## PROBLEM DESCRIPTION
Look for the word "strength" in the entries below, then copy every line that has it.

--- START INPUT RECORDS ---

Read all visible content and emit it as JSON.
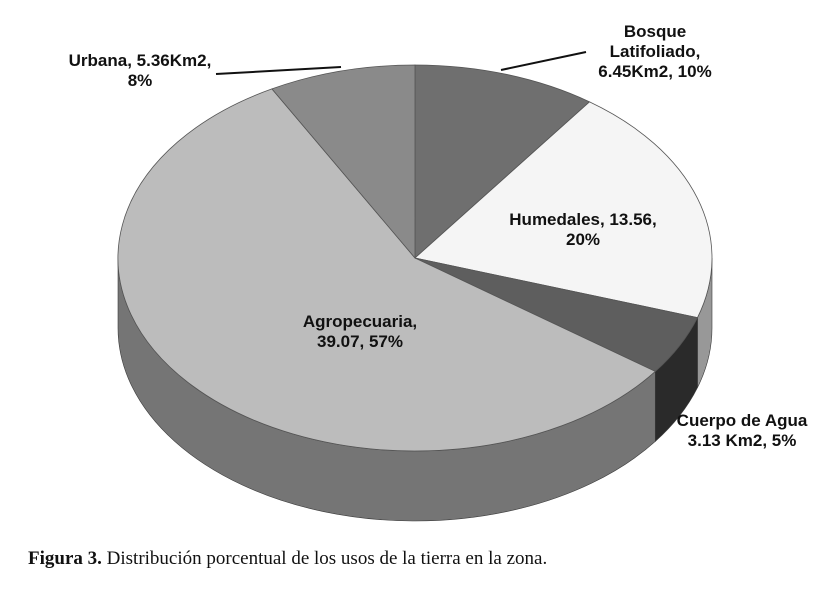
{
  "chart_data": {
    "type": "pie",
    "style": "3d",
    "slices": [
      {
        "name": "Bosque Latifoliado",
        "value": 6.45,
        "percent": 10,
        "label_lines": [
          "Bosque",
          "Latifoliado,",
          "6.45Km2, 10%"
        ],
        "color": "#6f6f6f"
      },
      {
        "name": "Humedales",
        "value": 13.56,
        "percent": 20,
        "label_lines": [
          "Humedales, 13.56,",
          "20%"
        ],
        "color": "#f5f5f5"
      },
      {
        "name": "Cuerpo de Agua",
        "value": 3.13,
        "percent": 5,
        "label_lines": [
          "Cuerpo de Agua",
          "3.13 Km2, 5%"
        ],
        "color": "#5e5e5e"
      },
      {
        "name": "Agropecuaria",
        "value": 39.07,
        "percent": 57,
        "label_lines": [
          "Agropecuaria,",
          "39.07, 57%"
        ],
        "color": "#bcbcbc"
      },
      {
        "name": "Urbana",
        "value": 5.36,
        "percent": 8,
        "label_lines": [
          "Urbana, 5.36Km2,",
          "8%"
        ],
        "color": "#8a8a8a"
      }
    ]
  },
  "caption": {
    "label": "Figura 3.",
    "text": " Distribución porcentual de los usos de la tierra en la zona."
  }
}
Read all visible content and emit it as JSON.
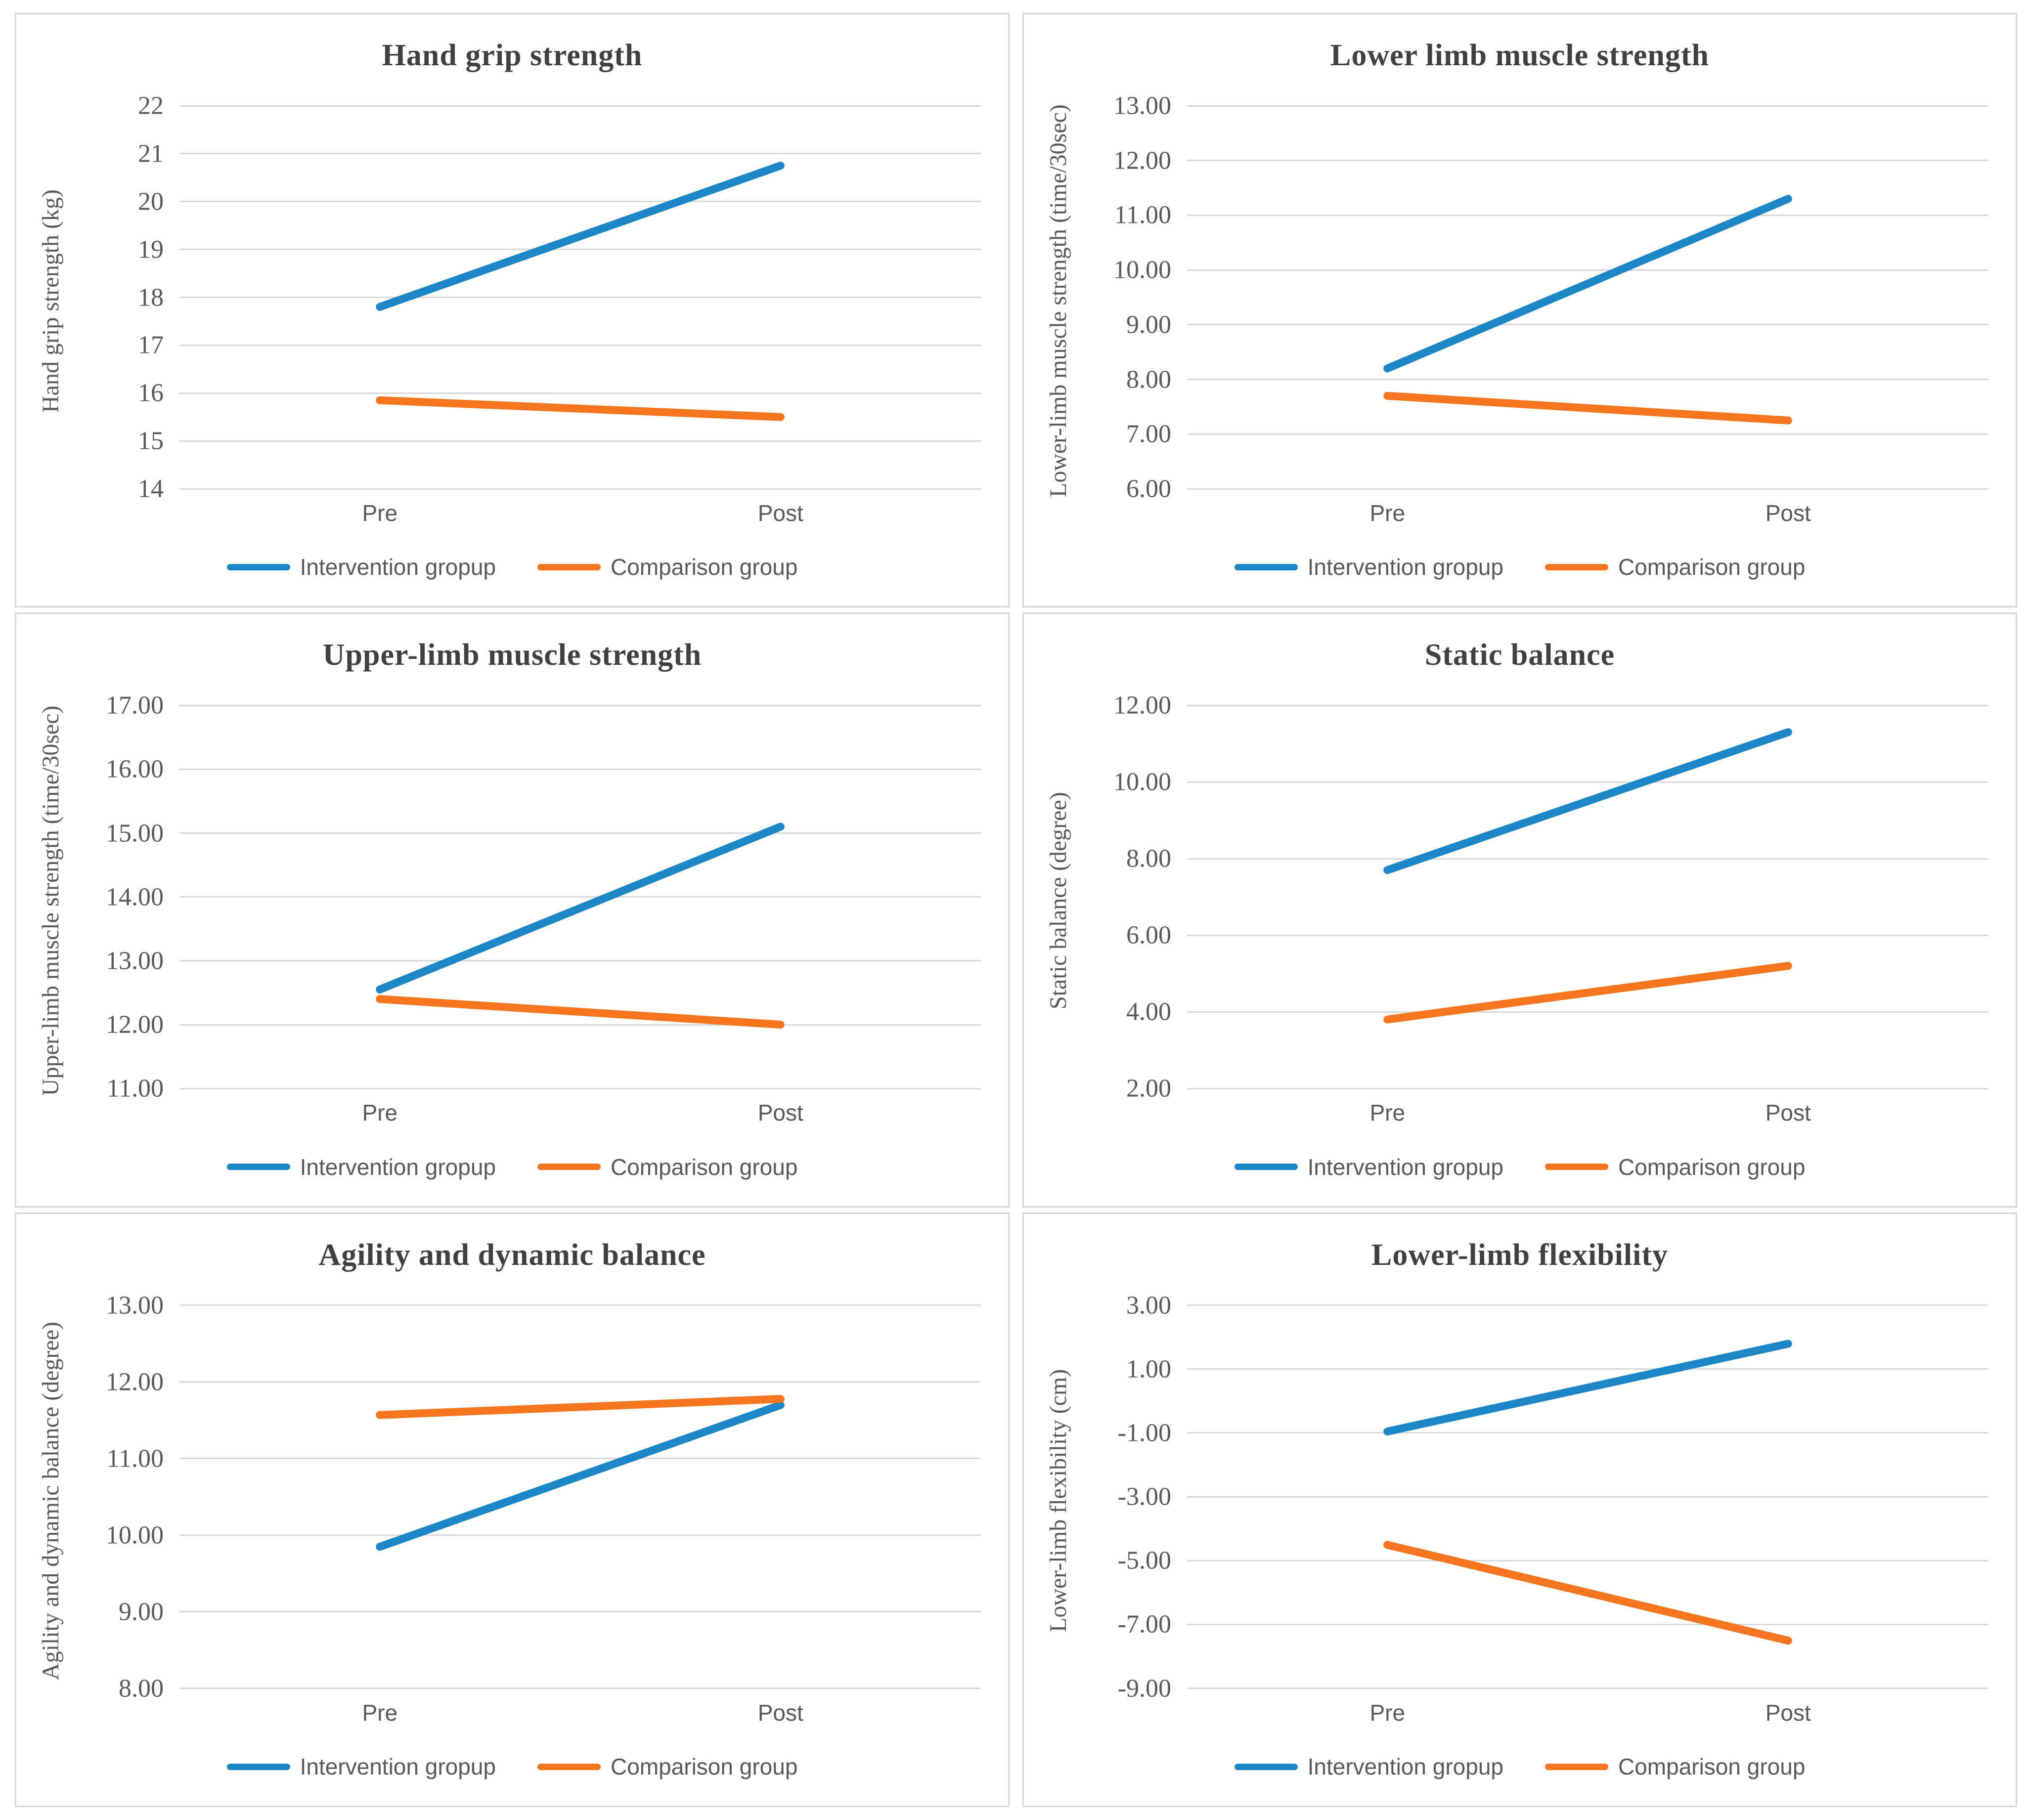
{
  "page": {
    "background": "#ffffff"
  },
  "colors": {
    "intervention": "#1d86c7",
    "comparison": "#f5761e",
    "gridline": "#d9d9d9",
    "axis_text": "#595959",
    "title_text": "#404040",
    "panel_border": "#d6d6d6"
  },
  "categories": [
    "Pre",
    "Post"
  ],
  "chart_data": [
    {
      "type": "line",
      "title": "Hand grip strength",
      "ylabel": "Hand grip strength (kg)",
      "xlabel": "",
      "categories": [
        "Pre",
        "Post"
      ],
      "ylim": [
        14,
        22
      ],
      "grid": true,
      "legend_position": "bottom",
      "y_ticks": [
        {
          "value": 14,
          "label": "14"
        },
        {
          "value": 15,
          "label": "15"
        },
        {
          "value": 16,
          "label": "16"
        },
        {
          "value": 17,
          "label": "17"
        },
        {
          "value": 18,
          "label": "18"
        },
        {
          "value": 19,
          "label": "19"
        },
        {
          "value": 20,
          "label": "20"
        },
        {
          "value": 21,
          "label": "21"
        },
        {
          "value": 22,
          "label": "22"
        }
      ],
      "series": [
        {
          "name": "Intervention gropup",
          "color_key": "intervention",
          "values": [
            17.8,
            20.75
          ]
        },
        {
          "name": "Comparison group",
          "color_key": "comparison",
          "values": [
            15.85,
            15.5
          ]
        }
      ]
    },
    {
      "type": "line",
      "title": "Lower limb muscle strength",
      "ylabel": "Lower-limb muscle strength (time/30sec)",
      "xlabel": "",
      "categories": [
        "Pre",
        "Post"
      ],
      "ylim": [
        6,
        13
      ],
      "grid": true,
      "legend_position": "bottom",
      "y_ticks": [
        {
          "value": 6,
          "label": "6.00"
        },
        {
          "value": 7,
          "label": "7.00"
        },
        {
          "value": 8,
          "label": "8.00"
        },
        {
          "value": 9,
          "label": "9.00"
        },
        {
          "value": 10,
          "label": "10.00"
        },
        {
          "value": 11,
          "label": "11.00"
        },
        {
          "value": 12,
          "label": "12.00"
        },
        {
          "value": 13,
          "label": "13.00"
        }
      ],
      "series": [
        {
          "name": "Intervention gropup",
          "color_key": "intervention",
          "values": [
            8.2,
            11.3
          ]
        },
        {
          "name": "Comparison group",
          "color_key": "comparison",
          "values": [
            7.7,
            7.25
          ]
        }
      ]
    },
    {
      "type": "line",
      "title": "Upper-limb muscle strength",
      "ylabel": "Upper-limb muscle strength (time/30sec)",
      "xlabel": "",
      "categories": [
        "Pre",
        "Post"
      ],
      "ylim": [
        11,
        17
      ],
      "grid": true,
      "legend_position": "bottom",
      "y_ticks": [
        {
          "value": 11,
          "label": "11.00"
        },
        {
          "value": 12,
          "label": "12.00"
        },
        {
          "value": 13,
          "label": "13.00"
        },
        {
          "value": 14,
          "label": "14.00"
        },
        {
          "value": 15,
          "label": "15.00"
        },
        {
          "value": 16,
          "label": "16.00"
        },
        {
          "value": 17,
          "label": "17.00"
        }
      ],
      "series": [
        {
          "name": "Intervention gropup",
          "color_key": "intervention",
          "values": [
            12.55,
            15.1
          ]
        },
        {
          "name": "Comparison group",
          "color_key": "comparison",
          "values": [
            12.4,
            12.0
          ]
        }
      ]
    },
    {
      "type": "line",
      "title": "Static balance",
      "ylabel": "Static balance (degree)",
      "xlabel": "",
      "categories": [
        "Pre",
        "Post"
      ],
      "ylim": [
        2,
        12
      ],
      "grid": true,
      "legend_position": "bottom",
      "y_ticks": [
        {
          "value": 2,
          "label": "2.00"
        },
        {
          "value": 4,
          "label": "4.00"
        },
        {
          "value": 6,
          "label": "6.00"
        },
        {
          "value": 8,
          "label": "8.00"
        },
        {
          "value": 10,
          "label": "10.00"
        },
        {
          "value": 12,
          "label": "12.00"
        }
      ],
      "series": [
        {
          "name": "Intervention gropup",
          "color_key": "intervention",
          "values": [
            7.7,
            11.3
          ]
        },
        {
          "name": "Comparison group",
          "color_key": "comparison",
          "values": [
            3.8,
            5.2
          ]
        }
      ]
    },
    {
      "type": "line",
      "title": "Agility and dynamic balance",
      "ylabel": "Agility and dynamic balance (degree)",
      "xlabel": "",
      "categories": [
        "Pre",
        "Post"
      ],
      "ylim": [
        8,
        13
      ],
      "grid": true,
      "legend_position": "bottom",
      "y_ticks": [
        {
          "value": 8,
          "label": "8.00"
        },
        {
          "value": 9,
          "label": "9.00"
        },
        {
          "value": 10,
          "label": "10.00"
        },
        {
          "value": 11,
          "label": "11.00"
        },
        {
          "value": 12,
          "label": "12.00"
        },
        {
          "value": 13,
          "label": "13.00"
        }
      ],
      "series": [
        {
          "name": "Intervention gropup",
          "color_key": "intervention",
          "values": [
            9.85,
            11.7
          ]
        },
        {
          "name": "Comparison group",
          "color_key": "comparison",
          "values": [
            11.57,
            11.78
          ]
        }
      ]
    },
    {
      "type": "line",
      "title": "Lower-limb flexibility",
      "ylabel": "Lower-limb flexibility (cm)",
      "xlabel": "",
      "categories": [
        "Pre",
        "Post"
      ],
      "ylim": [
        -9,
        3
      ],
      "grid": true,
      "legend_position": "bottom",
      "y_ticks": [
        {
          "value": -9,
          "label": "-9.00"
        },
        {
          "value": -7,
          "label": "-7.00"
        },
        {
          "value": -5,
          "label": "-5.00"
        },
        {
          "value": -3,
          "label": "-3.00"
        },
        {
          "value": -1,
          "label": "-1.00"
        },
        {
          "value": 1,
          "label": "1.00"
        },
        {
          "value": 3,
          "label": "3.00"
        }
      ],
      "series": [
        {
          "name": "Intervention gropup",
          "color_key": "intervention",
          "values": [
            -0.95,
            1.8
          ]
        },
        {
          "name": "Comparison group",
          "color_key": "comparison",
          "values": [
            -4.5,
            -7.5
          ]
        }
      ]
    }
  ]
}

--- END INPUT RECORDS ---

## OUTPUT FOR THIS EXERCISE
      "title": "Hand grip strength",
      "ylabel": "Hand grip strength (kg)",
      "title": "Lower limb muscle strength",
      "ylabel": "Lower-limb muscle strength (time/30sec)",
      "title": "Upper-limb muscle strength",
      "ylabel": "Upper-limb muscle strength (time/30sec)",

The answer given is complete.